[start of SUPPLIED TEXT]
On Friday 31 March 1916, Alfred Buckland and Son held an auction to sell some 126 sections on the western side of the peninsula stretching from big Bucklands Beach in the North to the cliffs at the southern end of little Bucklands Beach. The poster for the auction shows the peninsula was mainly grassland but with 3 areas of planted trees—along the length of Eastern Beach, on the steep slopes east of the Bucklands Beach centreboard yacht clubhouse and on the steep cliffs east of Wharf Road. The white shell road is visible down the centre of the peninsula and the wooden wharf is clearly visible extending about 15 m into the river. Phoenix palms were planted along Eastern Beach at this time to give the peninsula an exotic atmosphere.

After World War I two boats owned by the Waiheke ferry company used to bring day trippers in summer to Bucklands Beach to unload at the wharf at Wharf Road. The main boat used was the launch Olive Jean, built in 1919 No 136876. Another boat was the Olivene, which was a sailing boat. The Buckland family, which had extensive livestock interests, would bring in cattle from the outlying gulf islands and unload them at Bucklands Beach. The cattle had to jump into the water and swim ashore to the beach. From here they were moved to be sold at Newmarket. About 1938 a cabaret, called Chez Paris, was built on the corner of Wharf Road and the Parade. It was not very successful as a cabaret due to petrol rationing in World War II and was turned into a dance hall, with a small shop at the front. A youth club was also run from the hall.

Bucklands Beach was served by a single bus in the 1920s and 30s known as "the Sheik" which ran into the city and returned with city workers. The bus was a 36-seater Daimler Charbanc operated by Mrs Laird in the 1920s. This bus was sold and used in the South Seas Exhibition of 1925–26. In the late 1920s the Otahuhu-based Passenger Transport Service operated a service from Otahuhu, Papatoetoe to Bucklands Beach until 1939. A former employee Mr Tom Hadfield took over the service and founded the Bucklands and Eastern Bus Co Ltd running buses into central Auckland. He had 2 buses loaned from the Passenger Transport Company which during wartime restrictions were converted to run on a mix of petrol and kerosine. Repairs to the buses were done at night to keep them running and the tyres pumped up by hand. The fare was 2/6 (25 cents) for adults and 2d(2-3 cents) for children. In the late 1930s a bus took youngsters to Howick to attend pictures at the Monterey Theatre. The route to Howick was via the small Pakuranga post office, which stood on farm land opposite the present western entrance to Pakuranga College. In those days Maclean Road was just a grass walking track. The Bucklands and Eastern Bus company grew from this with its headquarters next to the bowling green at the foot of Devon Rd. From 1962 this was managed  by the Wells family who lived opposite the headquarters in Devon Road. Both the Howick and the Bucklands /Eastern buses were owned by Mrs Cherry (formerly Mrs Hadfeld).
[end of SUPPLIED TEXT]
[start of EXTRACTED DATA]
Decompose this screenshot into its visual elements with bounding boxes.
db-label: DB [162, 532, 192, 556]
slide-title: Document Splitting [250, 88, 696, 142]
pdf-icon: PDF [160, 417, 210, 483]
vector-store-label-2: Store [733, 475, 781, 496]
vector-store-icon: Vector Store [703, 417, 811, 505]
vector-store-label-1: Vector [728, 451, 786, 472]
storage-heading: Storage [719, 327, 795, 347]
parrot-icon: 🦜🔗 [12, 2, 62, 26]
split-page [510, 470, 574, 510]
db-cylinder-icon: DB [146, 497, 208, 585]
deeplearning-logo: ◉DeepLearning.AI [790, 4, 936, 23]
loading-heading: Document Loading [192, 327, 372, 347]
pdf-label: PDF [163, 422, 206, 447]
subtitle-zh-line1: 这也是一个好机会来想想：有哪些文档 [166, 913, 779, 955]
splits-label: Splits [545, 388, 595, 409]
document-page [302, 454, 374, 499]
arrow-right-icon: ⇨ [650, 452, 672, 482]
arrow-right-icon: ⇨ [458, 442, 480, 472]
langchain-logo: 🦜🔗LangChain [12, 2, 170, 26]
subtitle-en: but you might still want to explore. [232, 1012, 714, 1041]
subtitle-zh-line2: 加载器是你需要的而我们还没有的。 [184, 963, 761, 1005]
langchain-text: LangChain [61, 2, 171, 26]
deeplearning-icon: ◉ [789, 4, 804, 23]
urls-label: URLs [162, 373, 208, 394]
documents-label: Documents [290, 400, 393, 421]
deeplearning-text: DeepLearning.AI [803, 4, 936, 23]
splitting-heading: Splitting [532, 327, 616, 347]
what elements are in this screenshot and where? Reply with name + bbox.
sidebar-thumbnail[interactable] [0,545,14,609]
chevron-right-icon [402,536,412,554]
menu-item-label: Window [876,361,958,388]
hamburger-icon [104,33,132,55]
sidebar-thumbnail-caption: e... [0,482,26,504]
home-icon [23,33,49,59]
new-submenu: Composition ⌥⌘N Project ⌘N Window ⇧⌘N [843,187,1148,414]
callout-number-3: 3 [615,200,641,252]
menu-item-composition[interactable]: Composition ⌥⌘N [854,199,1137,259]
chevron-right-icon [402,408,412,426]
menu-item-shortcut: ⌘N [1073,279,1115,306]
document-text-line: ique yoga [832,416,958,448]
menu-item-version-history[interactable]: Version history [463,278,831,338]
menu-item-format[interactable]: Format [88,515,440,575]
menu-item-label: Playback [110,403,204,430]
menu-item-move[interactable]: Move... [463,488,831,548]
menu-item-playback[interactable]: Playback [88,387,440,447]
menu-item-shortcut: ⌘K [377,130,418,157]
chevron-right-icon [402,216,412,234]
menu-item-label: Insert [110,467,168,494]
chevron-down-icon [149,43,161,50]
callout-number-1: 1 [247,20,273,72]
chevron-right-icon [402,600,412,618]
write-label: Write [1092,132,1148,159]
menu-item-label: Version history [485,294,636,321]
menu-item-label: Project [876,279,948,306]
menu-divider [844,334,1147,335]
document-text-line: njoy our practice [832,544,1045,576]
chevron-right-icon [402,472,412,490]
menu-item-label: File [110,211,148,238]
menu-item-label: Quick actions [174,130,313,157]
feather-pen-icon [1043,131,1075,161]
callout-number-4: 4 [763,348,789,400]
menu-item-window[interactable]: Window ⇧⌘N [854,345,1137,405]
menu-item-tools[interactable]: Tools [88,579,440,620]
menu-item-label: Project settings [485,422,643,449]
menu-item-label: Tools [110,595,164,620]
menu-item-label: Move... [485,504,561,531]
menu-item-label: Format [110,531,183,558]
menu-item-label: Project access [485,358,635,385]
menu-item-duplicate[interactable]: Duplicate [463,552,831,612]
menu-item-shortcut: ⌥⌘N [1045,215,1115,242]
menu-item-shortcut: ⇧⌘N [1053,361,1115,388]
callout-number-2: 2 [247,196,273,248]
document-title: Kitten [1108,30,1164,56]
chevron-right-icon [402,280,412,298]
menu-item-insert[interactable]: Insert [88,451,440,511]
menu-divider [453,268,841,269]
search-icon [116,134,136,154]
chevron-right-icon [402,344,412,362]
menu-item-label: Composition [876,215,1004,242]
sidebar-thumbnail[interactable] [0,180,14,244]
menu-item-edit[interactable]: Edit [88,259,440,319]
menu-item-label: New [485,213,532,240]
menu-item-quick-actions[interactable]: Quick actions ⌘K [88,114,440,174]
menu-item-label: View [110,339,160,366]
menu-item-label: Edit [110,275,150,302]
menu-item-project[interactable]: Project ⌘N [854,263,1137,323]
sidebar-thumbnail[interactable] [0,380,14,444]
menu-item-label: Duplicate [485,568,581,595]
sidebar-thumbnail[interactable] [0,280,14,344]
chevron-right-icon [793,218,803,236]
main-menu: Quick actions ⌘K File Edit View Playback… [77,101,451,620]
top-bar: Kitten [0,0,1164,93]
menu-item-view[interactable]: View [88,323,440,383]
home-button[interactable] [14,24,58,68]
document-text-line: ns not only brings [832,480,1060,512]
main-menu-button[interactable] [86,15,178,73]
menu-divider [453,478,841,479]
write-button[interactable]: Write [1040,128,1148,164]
[end of EXTRACTED DATA]
- WORK REQUIRED -
From the Bucklands Beach history above, reproduce everything from "On Friday 31" down to "an exotic atmosphere.", word for word.

- REPLY TO THE TASK -
On Friday 31 March 1916, Alfred Buckland and Son held an auction to sell some 126 sections on the western side of the peninsula stretching from big Bucklands Beach in the North to the cliffs at the southern end of little Bucklands Beach. The poster for the auction shows the peninsula was mainly grassland but with 3 areas of planted trees—along the length of Eastern Beach, on the steep slopes east of the Bucklands Beach centreboard yacht clubhouse and on the steep cliffs east of Wharf Road. The white shell road is visible down the centre of the peninsula and the wooden wharf is clearly visible extending about 15 m into the river. Phoenix palms were planted along Eastern Beach at this time to give the peninsula an exotic atmosphere.